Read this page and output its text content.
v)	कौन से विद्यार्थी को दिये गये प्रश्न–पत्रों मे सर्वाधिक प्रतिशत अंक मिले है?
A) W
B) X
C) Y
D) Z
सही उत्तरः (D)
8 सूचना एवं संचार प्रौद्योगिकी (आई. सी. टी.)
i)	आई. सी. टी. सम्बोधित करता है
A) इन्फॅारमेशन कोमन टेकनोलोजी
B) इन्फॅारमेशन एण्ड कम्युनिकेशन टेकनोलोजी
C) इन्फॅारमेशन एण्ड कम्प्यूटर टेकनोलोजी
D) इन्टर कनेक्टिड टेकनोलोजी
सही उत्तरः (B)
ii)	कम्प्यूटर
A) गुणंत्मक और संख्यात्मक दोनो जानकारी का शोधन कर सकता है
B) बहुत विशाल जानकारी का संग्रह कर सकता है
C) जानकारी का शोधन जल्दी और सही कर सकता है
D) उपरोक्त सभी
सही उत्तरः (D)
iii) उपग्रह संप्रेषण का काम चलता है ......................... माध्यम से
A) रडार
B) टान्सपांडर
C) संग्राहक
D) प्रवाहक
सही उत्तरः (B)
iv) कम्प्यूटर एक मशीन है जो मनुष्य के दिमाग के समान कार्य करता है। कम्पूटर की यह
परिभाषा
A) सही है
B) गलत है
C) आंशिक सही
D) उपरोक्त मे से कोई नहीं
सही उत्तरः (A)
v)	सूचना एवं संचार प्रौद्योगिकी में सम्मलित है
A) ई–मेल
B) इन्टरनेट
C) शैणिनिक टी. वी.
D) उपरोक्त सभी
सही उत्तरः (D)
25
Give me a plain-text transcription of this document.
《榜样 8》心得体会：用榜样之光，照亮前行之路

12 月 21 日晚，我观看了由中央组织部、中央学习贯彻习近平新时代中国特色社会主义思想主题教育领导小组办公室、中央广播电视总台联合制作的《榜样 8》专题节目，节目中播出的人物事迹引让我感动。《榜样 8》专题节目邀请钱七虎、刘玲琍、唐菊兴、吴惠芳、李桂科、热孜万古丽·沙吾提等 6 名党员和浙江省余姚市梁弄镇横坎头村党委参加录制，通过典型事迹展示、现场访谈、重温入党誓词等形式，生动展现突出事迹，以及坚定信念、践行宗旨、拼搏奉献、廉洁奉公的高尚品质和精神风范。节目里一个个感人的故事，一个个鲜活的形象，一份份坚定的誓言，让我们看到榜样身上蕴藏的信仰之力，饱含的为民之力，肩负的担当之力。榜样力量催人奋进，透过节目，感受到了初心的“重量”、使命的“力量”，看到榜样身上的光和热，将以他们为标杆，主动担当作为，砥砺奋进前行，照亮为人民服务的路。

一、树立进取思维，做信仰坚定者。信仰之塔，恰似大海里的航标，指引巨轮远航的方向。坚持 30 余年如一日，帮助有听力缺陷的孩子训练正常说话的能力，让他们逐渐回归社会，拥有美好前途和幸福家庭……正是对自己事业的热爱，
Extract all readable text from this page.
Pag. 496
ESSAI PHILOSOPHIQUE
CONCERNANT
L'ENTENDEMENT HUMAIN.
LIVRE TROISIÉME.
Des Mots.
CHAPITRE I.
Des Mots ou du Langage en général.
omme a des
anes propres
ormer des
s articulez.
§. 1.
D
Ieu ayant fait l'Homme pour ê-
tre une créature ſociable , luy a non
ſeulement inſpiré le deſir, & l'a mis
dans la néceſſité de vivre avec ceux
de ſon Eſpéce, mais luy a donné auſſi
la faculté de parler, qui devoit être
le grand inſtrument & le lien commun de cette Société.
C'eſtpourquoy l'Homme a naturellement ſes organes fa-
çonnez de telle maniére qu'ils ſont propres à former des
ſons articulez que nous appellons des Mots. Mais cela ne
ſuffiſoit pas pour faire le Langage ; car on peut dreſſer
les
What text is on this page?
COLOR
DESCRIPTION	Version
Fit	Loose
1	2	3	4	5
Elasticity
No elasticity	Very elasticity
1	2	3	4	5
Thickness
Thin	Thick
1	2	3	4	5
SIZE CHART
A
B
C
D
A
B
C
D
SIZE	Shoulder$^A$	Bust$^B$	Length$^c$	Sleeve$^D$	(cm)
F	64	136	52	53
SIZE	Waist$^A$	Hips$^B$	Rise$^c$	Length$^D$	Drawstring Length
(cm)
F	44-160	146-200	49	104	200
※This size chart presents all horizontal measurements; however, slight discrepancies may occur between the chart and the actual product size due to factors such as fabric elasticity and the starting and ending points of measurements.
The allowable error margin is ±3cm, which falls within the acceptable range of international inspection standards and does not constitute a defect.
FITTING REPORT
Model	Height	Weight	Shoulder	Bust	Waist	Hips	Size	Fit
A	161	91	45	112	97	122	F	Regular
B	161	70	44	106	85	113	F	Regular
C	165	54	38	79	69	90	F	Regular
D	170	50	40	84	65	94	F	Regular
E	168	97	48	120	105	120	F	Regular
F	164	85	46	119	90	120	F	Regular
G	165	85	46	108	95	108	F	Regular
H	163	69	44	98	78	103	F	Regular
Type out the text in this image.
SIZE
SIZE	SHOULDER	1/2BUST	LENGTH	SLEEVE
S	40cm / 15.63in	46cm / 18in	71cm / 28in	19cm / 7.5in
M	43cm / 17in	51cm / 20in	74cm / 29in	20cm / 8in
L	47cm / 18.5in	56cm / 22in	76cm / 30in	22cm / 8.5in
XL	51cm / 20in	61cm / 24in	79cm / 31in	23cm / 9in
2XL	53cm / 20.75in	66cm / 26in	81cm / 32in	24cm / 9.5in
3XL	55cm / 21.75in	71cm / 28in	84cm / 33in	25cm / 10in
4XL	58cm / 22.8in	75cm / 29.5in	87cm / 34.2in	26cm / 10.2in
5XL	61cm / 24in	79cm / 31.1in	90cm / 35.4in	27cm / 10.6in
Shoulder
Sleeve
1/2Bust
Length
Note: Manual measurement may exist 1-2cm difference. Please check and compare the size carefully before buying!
________________
To be done >> Every entry should be printed again exactly as written.

Task result >>
Read this page and output its text content.
v)	कौन से विद्यार्थी को दिये गये प्रश्न–पत्रों मे सर्वाधिक प्रतिशत अंक मिले है?
A) W
B) X
C) Y
D) Z
सही उत्तरः (D)
8 सूचना एवं संचार प्रौद्योगिकी (आई. सी. टी.)
i)	आई. सी. टी. सम्बोधित करता है
A) इन्फॅारमेशन कोमन टेकनोलोजी
B) इन्फॅारमेशन एण्ड कम्युनिकेशन टेकनोलोजी
C) इन्फॅारमेशन एण्ड कम्प्यूटर टेकनोलोजी
D) इन्टर कनेक्टिड टेकनोलोजी
सही उत्तरः (B)
ii)	कम्प्यूटर
A) गुणंत्मक और संख्यात्मक दोनो जानकारी का शोधन कर सकता है
B) बहुत विशाल जानकारी का संग्रह कर सकता है
C) जानकारी का शोधन जल्दी और सही कर सकता है
D) उपरोक्त सभी
सही उत्तरः (D)
iii) उपग्रह संप्रेषण का काम चलता है ......................... माध्यम से
A) रडार
B) टान्सपांडर
C) संग्राहक
D) प्रवाहक
सही उत्तरः (B)
iv) कम्प्यूटर एक मशीन है जो मनुष्य के दिमाग के समान कार्य करता है। कम्पूटर की यह
परिभाषा
A) सही है
B) गलत है
C) आंशिक सही
D) उपरोक्त मे से कोई नहीं
सही उत्तरः (A)
v)	सूचना एवं संचार प्रौद्योगिकी में सम्मलित है
A) ई–मेल
B) इन्टरनेट
C) शैणिनिक टी. वी.
D) उपरोक्त सभी
सही उत्तरः (D)
25
Give me a plain-text transcription of this document.
《榜样 8》心得体会：用榜样之光，照亮前行之路

12 月 21 日晚，我观看了由中央组织部、中央学习贯彻习近平新时代中国特色社会主义思想主题教育领导小组办公室、中央广播电视总台联合制作的《榜样 8》专题节目，节目中播出的人物事迹引让我感动。《榜样 8》专题节目邀请钱七虎、刘玲琍、唐菊兴、吴惠芳、李桂科、热孜万古丽·沙吾提等 6 名党员和浙江省余姚市梁弄镇横坎头村党委参加录制，通过典型事迹展示、现场访谈、重温入党誓词等形式，生动展现突出事迹，以及坚定信念、践行宗旨、拼搏奉献、廉洁奉公的高尚品质和精神风范。节目里一个个感人的故事，一个个鲜活的形象，一份份坚定的誓言，让我们看到榜样身上蕴藏的信仰之力，饱含的为民之力，肩负的担当之力。榜样力量催人奋进，透过节目，感受到了初心的“重量”、使命的“力量”，看到榜样身上的光和热，将以他们为标杆，主动担当作为，砥砺奋进前行，照亮为人民服务的路。

一、树立进取思维，做信仰坚定者。信仰之塔，恰似大海里的航标，指引巨轮远航的方向。坚持 30 余年如一日，帮助有听力缺陷的孩子训练正常说话的能力，让他们逐渐回归社会，拥有美好前途和幸福家庭……正是对自己事业的热爱，
Extract all readable text from this page.
Pag. 496
ESSAI PHILOSOPHIQUE
CONCERNANT
L'ENTENDEMENT HUMAIN.
LIVRE TROISIÉME.
Des Mots.
CHAPITRE I.
Des Mots ou du Langage en général.
omme a des
anes propres
ormer des
s articulez.
§. 1.
D
Ieu ayant fait l'Homme pour ê-
tre une créature ſociable , luy a non
ſeulement inſpiré le deſir, & l'a mis
dans la néceſſité de vivre avec ceux
de ſon Eſpéce, mais luy a donné auſſi
la faculté de parler, qui devoit être
le grand inſtrument & le lien commun de cette Société.
C'eſtpourquoy l'Homme a naturellement ſes organes fa-
çonnez de telle maniére qu'ils ſont propres à former des
ſons articulez que nous appellons des Mots. Mais cela ne
ſuffiſoit pas pour faire le Langage ; car on peut dreſſer
les
What text is on this page?
COLOR
DESCRIPTION	Version
Fit	Loose
1	2	3	4	5
Elasticity
No elasticity	Very elasticity
1	2	3	4	5
Thickness
Thin	Thick
1	2	3	4	5
SIZE CHART
A
B
C
D
A
B
C
D
SIZE	Shoulder$^A$	Bust$^B$	Length$^c$	Sleeve$^D$	(cm)
F	64	136	52	53
SIZE	Waist$^A$	Hips$^B$	Rise$^c$	Length$^D$	Drawstring Length
(cm)
F	44-160	146-200	49	104	200
※This size chart presents all horizontal measurements; however, slight discrepancies may occur between the chart and the actual product size due to factors such as fabric elasticity and the starting and ending points of measurements.
The allowable error margin is ±3cm, which falls within the acceptable range of international inspection standards and does not constitute a defect.
FITTING REPORT
Model	Height	Weight	Shoulder	Bust	Waist	Hips	Size	Fit
A	161	91	45	112	97	122	F	Regular
B	161	70	44	106	85	113	F	Regular
C	165	54	38	79	69	90	F	Regular
D	170	50	40	84	65	94	F	Regular
E	168	97	48	120	105	120	F	Regular
F	164	85	46	119	90	120	F	Regular
G	165	85	46	108	95	108	F	Regular
H	163	69	44	98	78	103	F	Regular
Type out the text in this image.
SIZE
SIZE	SHOULDER	1/2BUST	LENGTH	SLEEVE
S	40cm / 15.63in	46cm / 18in	71cm / 28in	19cm / 7.5in
M	43cm / 17in	51cm / 20in	74cm / 29in	20cm / 8in
L	47cm / 18.5in	56cm / 22in	76cm / 30in	22cm / 8.5in
XL	51cm / 20in	61cm / 24in	79cm / 31in	23cm / 9in
2XL	53cm / 20.75in	66cm / 26in	81cm / 32in	24cm / 9.5in
3XL	55cm / 21.75in	71cm / 28in	84cm / 33in	25cm / 10in
4XL	58cm / 22.8in	75cm / 29.5in	87cm / 34.2in	26cm / 10.2in
5XL	61cm / 24in	79cm / 31.1in	90cm / 35.4in	27cm / 10.6in
Shoulder
Sleeve
1/2Bust
Length
Note: Manual measurement may exist 1-2cm difference. Please check and compare the size carefully before buying!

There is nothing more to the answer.